──────── Extracted text ────────

Jon Stewart Turning Down 'Meet The Press' Is The Smart Move For All Involved

TORONTO, ON - SEPTEMBER 8: Jon Stewart arrives for the red carpet for his movie Rosewater at Princess of Wales. (Steve Russell/Toronto Star via Getty Images)
TORONTO, ON - SEPTEMBER 8: Jon Stewart arrives for the red carpet for his movie Rosewater at Princess of Wales. (Steve Russell/Toronto Star via Getty Images)

New York Magazine's Gabriel Sherman managed to get media observers all hot and bothered yesterday when he splashed a pretty great scoop from behind the scenes at NBC News. As Sherman reports, when NBC News' president Deborah Turness was pondering "Meet The Press'" transition from the David Gregory Era to its current Chuck Todd-issance, she briefly paused along the way to sound out "Daily Show" host Jon Stewart on whether he might want to take over as the "MTP's" host. According to Sherman's source, NBC News was richly baiting the lure: "They were ready to back the Brink's truck up."

Obviously, this courtship was ultimately unconsummated. And for everyone involved, this is probably for the best. (For example, NBC News still has that Brink's truck, which is nice.)

──────── Data excerpt ────────

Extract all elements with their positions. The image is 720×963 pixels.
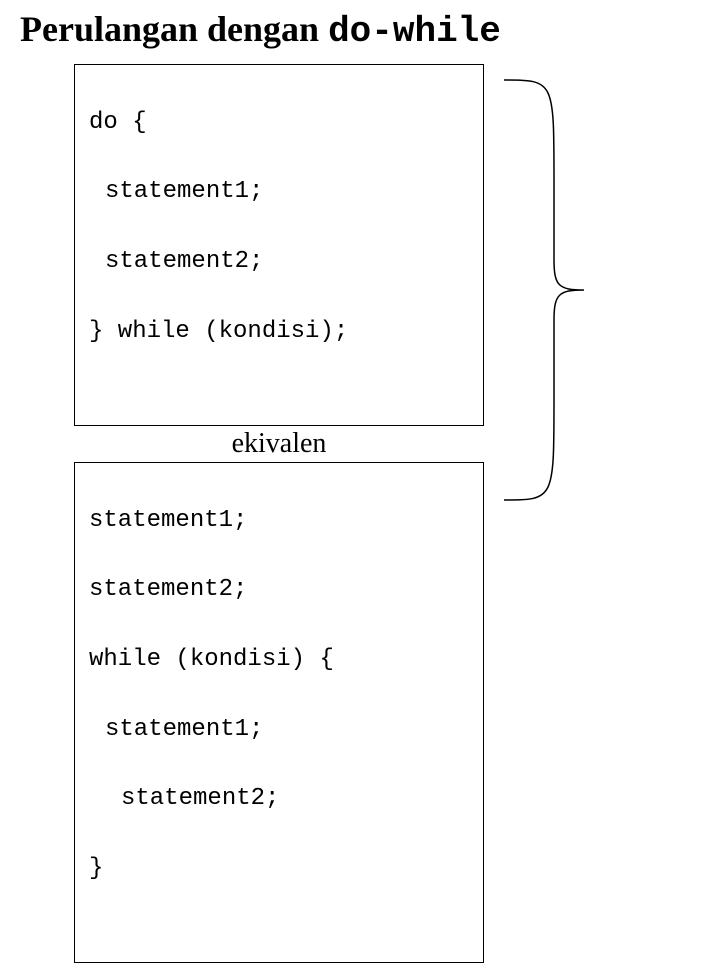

────────

#### Exercise requirements
1. In the article about Jon Stewart and "Meet The Press," who reported the scoop about NBC News approaching Stewart to host the show?
2. Pull out the passage of the Jon Stewart article word for word, beginning at "New York Magazine's" and stopping after "which is nice.)".

#### Written responses
1. New York Magazine's Gabriel Sherman.

2.
New York Magazine's Gabriel Sherman managed to get media observers all hot and bothered yesterday when he splashed a pretty great scoop from behind the scenes at NBC News. As Sherman reports, when NBC News' president Deborah Turness was pondering "Meet The Press'" transition from the David Gregory Era to its current Chuck Todd-issance, she briefly paused along the way to sound out "Daily Show" host Jon Stewart on whether he might want to take over as the "MTP's" host. According to Sherman's source, NBC News was richly baiting the lure: "They were ready to back the Brink's truck up."

Obviously, this courtship was ultimately unconsummated. And for everyone involved, this is probably for the best. (For example, NBC News still has that Brink's truck, which is nice.)